Information given:
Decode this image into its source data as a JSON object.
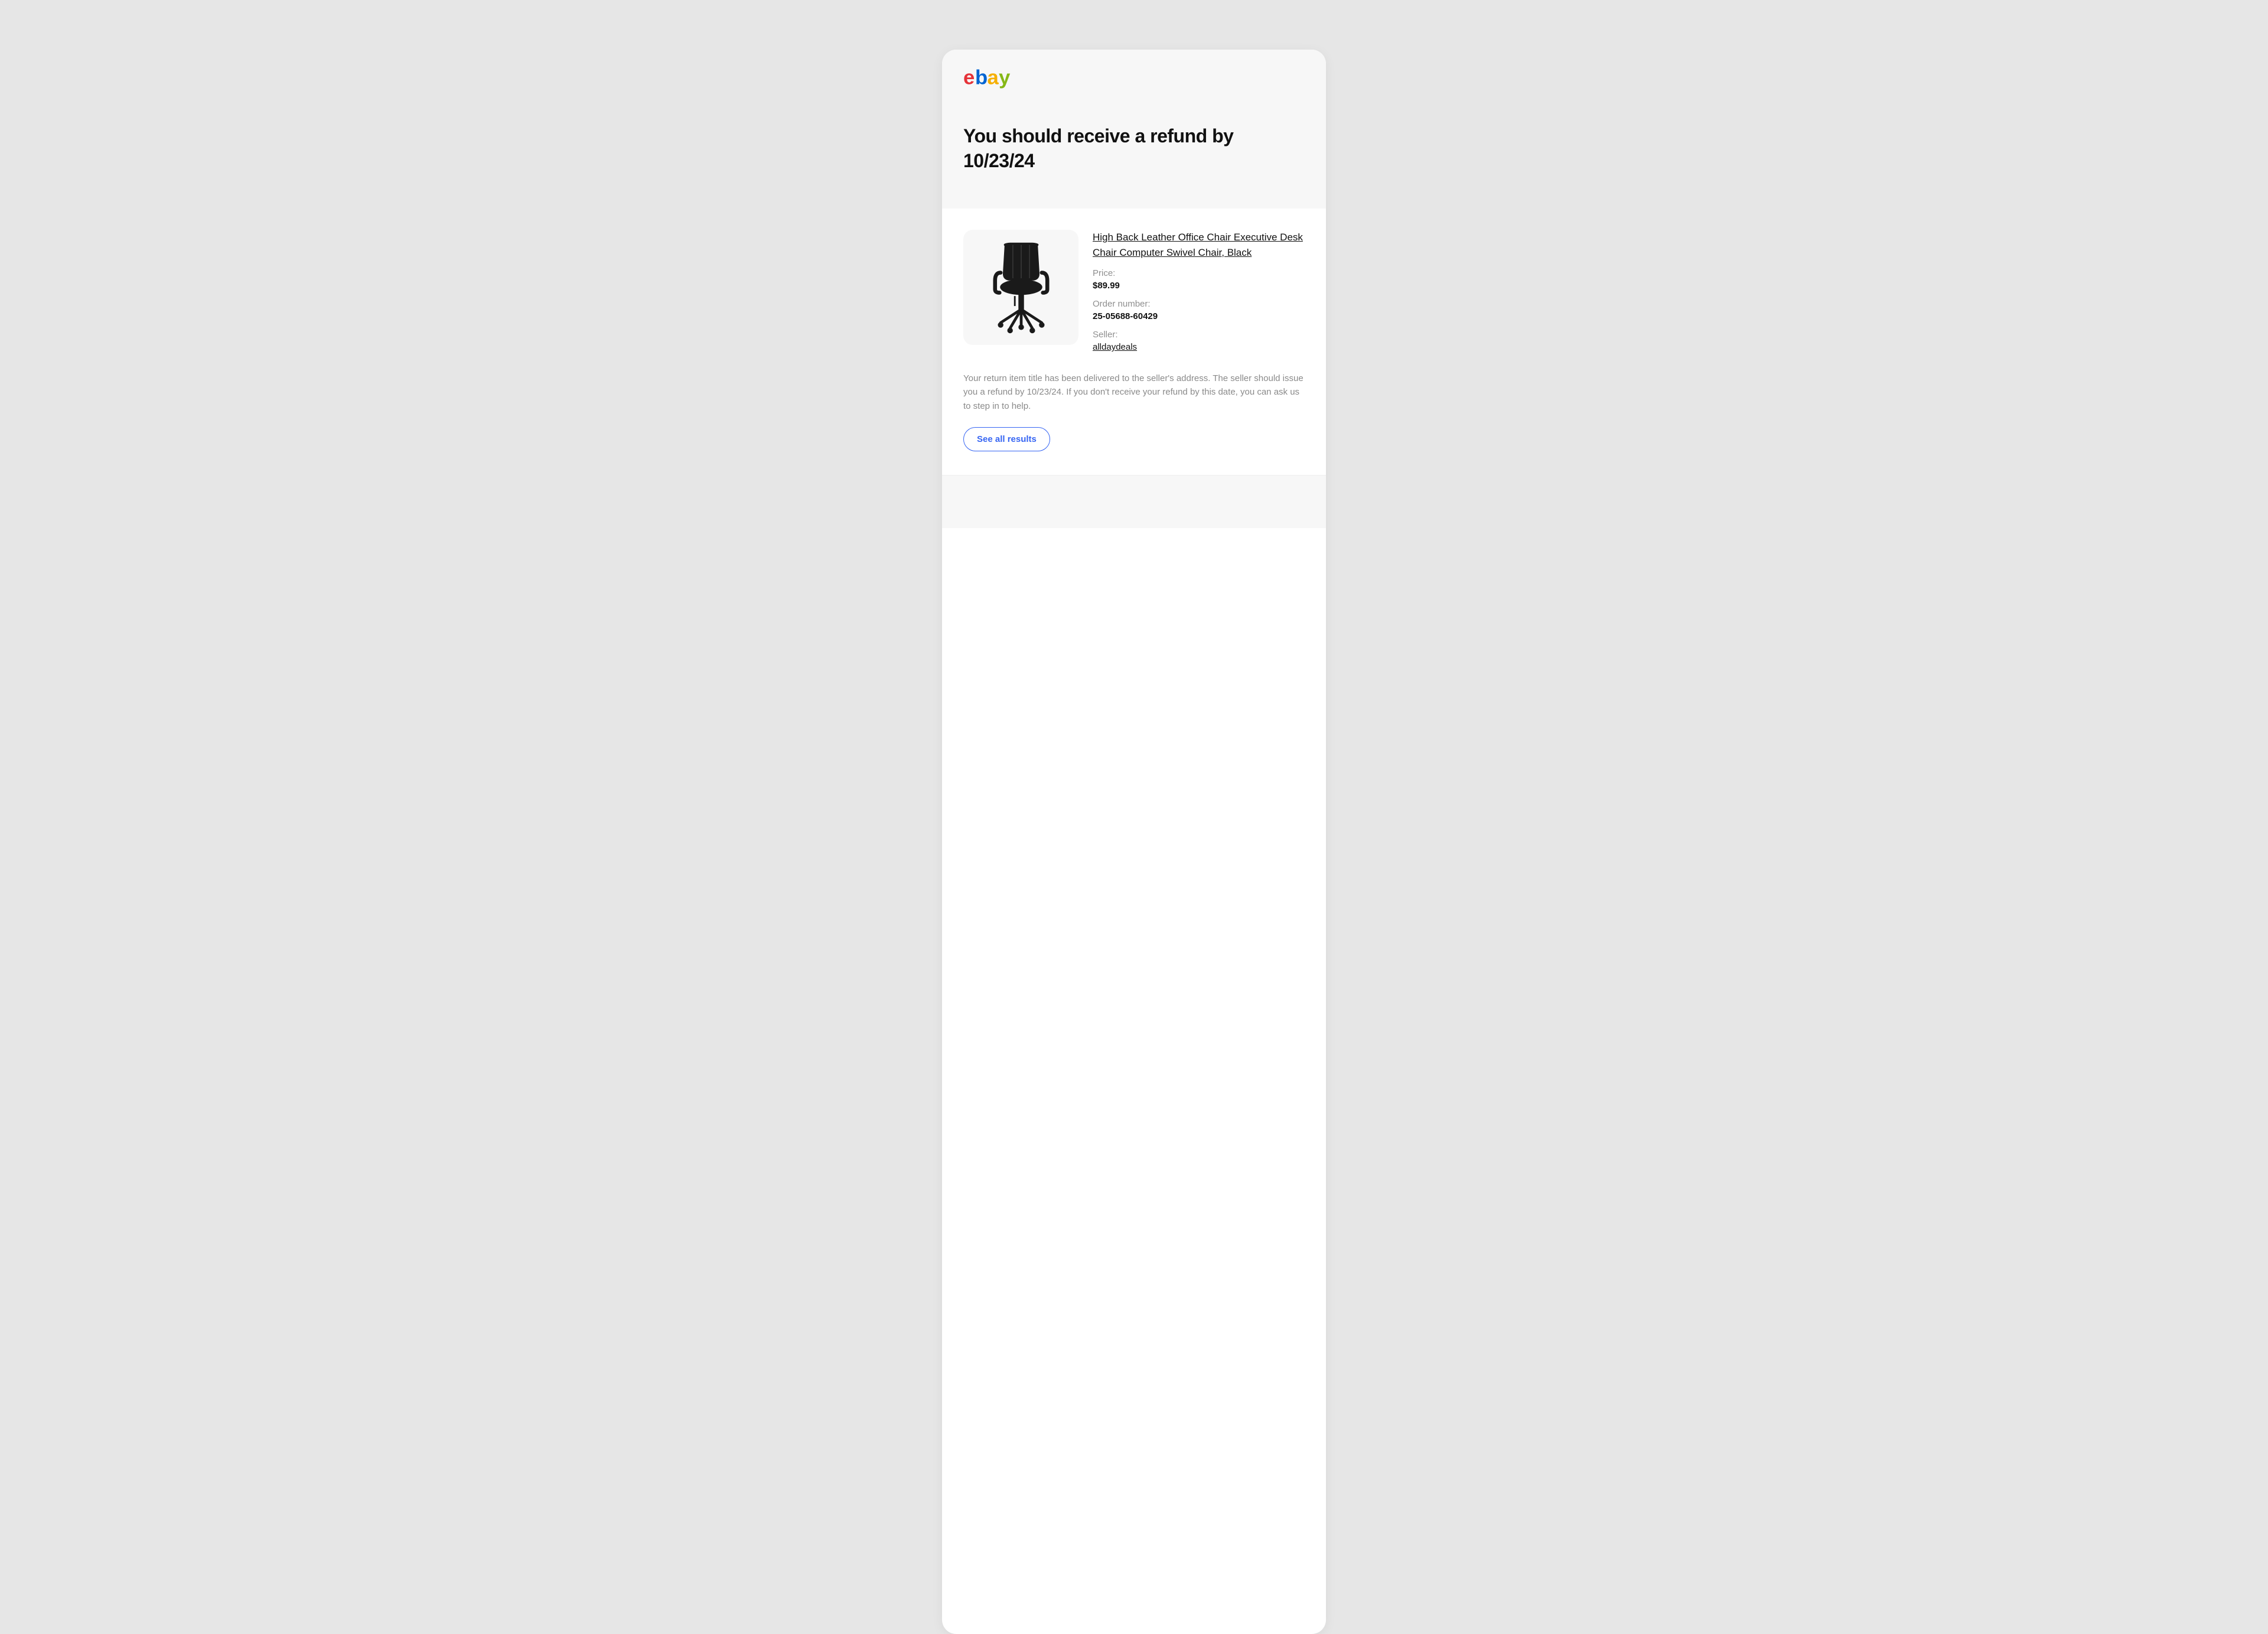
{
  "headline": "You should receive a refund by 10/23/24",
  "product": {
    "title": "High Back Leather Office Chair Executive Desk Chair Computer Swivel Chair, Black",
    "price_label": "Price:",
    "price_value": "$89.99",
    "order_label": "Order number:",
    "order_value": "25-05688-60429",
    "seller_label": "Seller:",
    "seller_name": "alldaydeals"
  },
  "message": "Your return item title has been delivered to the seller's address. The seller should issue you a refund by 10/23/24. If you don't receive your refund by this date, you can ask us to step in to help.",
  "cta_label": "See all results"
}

* * *

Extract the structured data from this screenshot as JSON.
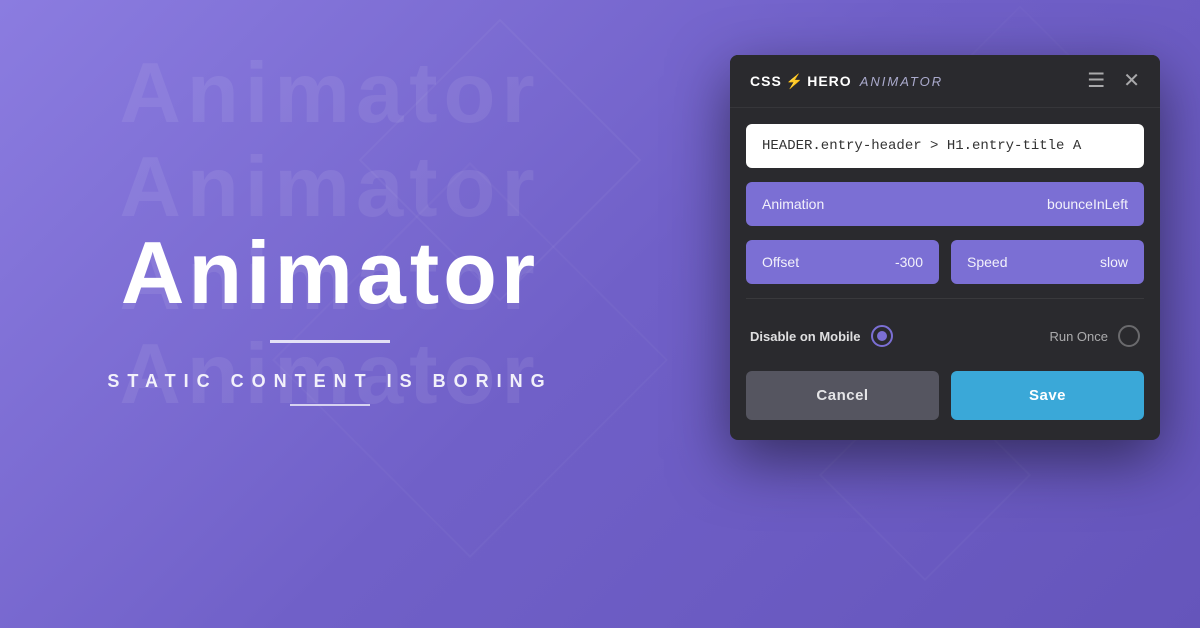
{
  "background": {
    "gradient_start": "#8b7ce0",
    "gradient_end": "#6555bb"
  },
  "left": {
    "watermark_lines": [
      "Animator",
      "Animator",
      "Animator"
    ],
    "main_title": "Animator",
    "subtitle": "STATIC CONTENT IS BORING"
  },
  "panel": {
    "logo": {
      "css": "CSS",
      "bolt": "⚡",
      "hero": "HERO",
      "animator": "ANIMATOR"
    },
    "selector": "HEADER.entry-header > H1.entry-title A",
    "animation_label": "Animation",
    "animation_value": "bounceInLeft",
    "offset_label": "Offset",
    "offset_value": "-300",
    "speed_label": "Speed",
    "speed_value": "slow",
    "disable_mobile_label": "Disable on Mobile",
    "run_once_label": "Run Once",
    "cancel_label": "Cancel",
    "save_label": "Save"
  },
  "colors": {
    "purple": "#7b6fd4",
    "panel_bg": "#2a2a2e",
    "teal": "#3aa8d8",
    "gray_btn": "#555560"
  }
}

Set exercise:
Look through the entries above; copy each line where the string "this" appears.

Task result:
Decode this image into its source data as a JSON object.
  "message": "Your return item title has been delivered to the seller's address. The seller should issue you a refund by 10/23/24. If you don't receive your refund by this date, you can ask us to step in to help.",
Extract the structured data from this screenshot as JSON.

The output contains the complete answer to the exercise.